***** RECORDS SHOWN *****
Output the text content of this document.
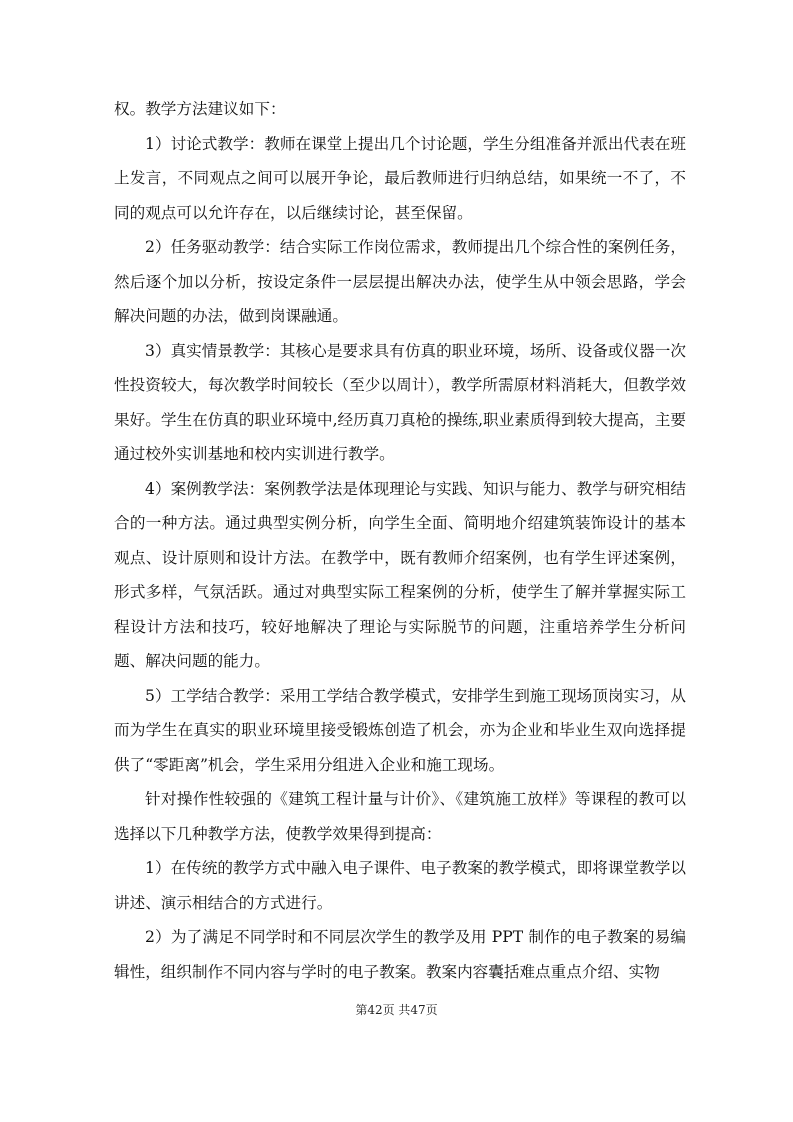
权。教学方法建议如下：

1）讨论式教学：教师在课堂上提出几个讨论题，学生分组准备并派出代表在班上发言，不同观点之间可以展开争论，最后教师进行归纳总结，如果统一不了，不同的观点可以允许存在，以后继续讨论，甚至保留。

2）任务驱动教学：结合实际工作岗位需求，教师提出几个综合性的案例任务，然后逐个加以分析，按设定条件一层层提出解决办法，使学生从中领会思路，学会解决问题的办法，做到岗课融通。

3）真实情景教学：其核心是要求具有仿真的职业环境，场所、设备或仪器一次性投资较大，每次教学时间较长（至少以周计），教学所需原材料消耗大，但教学效果好。学生在仿真的职业环境中,经历真刀真枪的操练,职业素质得到较大提高，主要通过校外实训基地和校内实训进行教学。

4）案例教学法：案例教学法是体现理论与实践、知识与能力、教学与研究相结合的一种方法。通过典型实例分析，向学生全面、简明地介绍建筑装饰设计的基本观点、设计原则和设计方法。在教学中，既有教师介绍案例，也有学生评述案例，形式多样，气氛活跃。通过对典型实际工程案例的分析，使学生了解并掌握实际工程设计方法和技巧，较好地解决了理论与实际脱节的问题，注重培养学生分析问题、解决问题的能力。

5）工学结合教学：采用工学结合教学模式，安排学生到施工现场顶岗实习，从而为学生在真实的职业环境里接受锻炼创造了机会，亦为企业和毕业生双向选择提供了“零距离”机会，学生采用分组进入企业和施工现场。

针对操作性较强的《建筑工程计量与计价》、《建筑施工放样》等课程的教可以选择以下几种教学方法，使教学效果得到提高：

1）在传统的教学方式中融入电子课件、电子教案的教学模式，即将课堂教学以讲述、演示相结合的方式进行。

2）为了满足不同学时和不同层次学生的教学及用 PPT 制作的电子教案的易编辑性，组织制作不同内容与学时的电子教案。教案内容囊括难点重点介绍、实物

第42页 共47页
*****
» PROMPT
Exactly as written, return every line of the listing, but not the pictures.

» ANSWER TO THE EXERCISE
Output the text content of this document.
权。教学方法建议如下：

1）讨论式教学：教师在课堂上提出几个讨论题，学生分组准备并派出代表在班上发言，不同观点之间可以展开争论，最后教师进行归纳总结，如果统一不了，不同的观点可以允许存在，以后继续讨论，甚至保留。

2）任务驱动教学：结合实际工作岗位需求，教师提出几个综合性的案例任务，然后逐个加以分析，按设定条件一层层提出解决办法，使学生从中领会思路，学会解决问题的办法，做到岗课融通。

3）真实情景教学：其核心是要求具有仿真的职业环境，场所、设备或仪器一次性投资较大，每次教学时间较长（至少以周计），教学所需原材料消耗大，但教学效果好。学生在仿真的职业环境中,经历真刀真枪的操练,职业素质得到较大提高，主要通过校外实训基地和校内实训进行教学。

4）案例教学法：案例教学法是体现理论与实践、知识与能力、教学与研究相结合的一种方法。通过典型实例分析，向学生全面、简明地介绍建筑装饰设计的基本观点、设计原则和设计方法。在教学中，既有教师介绍案例，也有学生评述案例，形式多样，气氛活跃。通过对典型实际工程案例的分析，使学生了解并掌握实际工程设计方法和技巧，较好地解决了理论与实际脱节的问题，注重培养学生分析问题、解决问题的能力。

5）工学结合教学：采用工学结合教学模式，安排学生到施工现场顶岗实习，从而为学生在真实的职业环境里接受锻炼创造了机会，亦为企业和毕业生双向选择提供了“零距离”机会，学生采用分组进入企业和施工现场。

针对操作性较强的《建筑工程计量与计价》、《建筑施工放样》等课程的教可以选择以下几种教学方法，使教学效果得到提高：

1）在传统的教学方式中融入电子课件、电子教案的教学模式，即将课堂教学以讲述、演示相结合的方式进行。

2）为了满足不同学时和不同层次学生的教学及用 PPT 制作的电子教案的易编辑性，组织制作不同内容与学时的电子教案。教案内容囊括难点重点介绍、实物

第42页 共47页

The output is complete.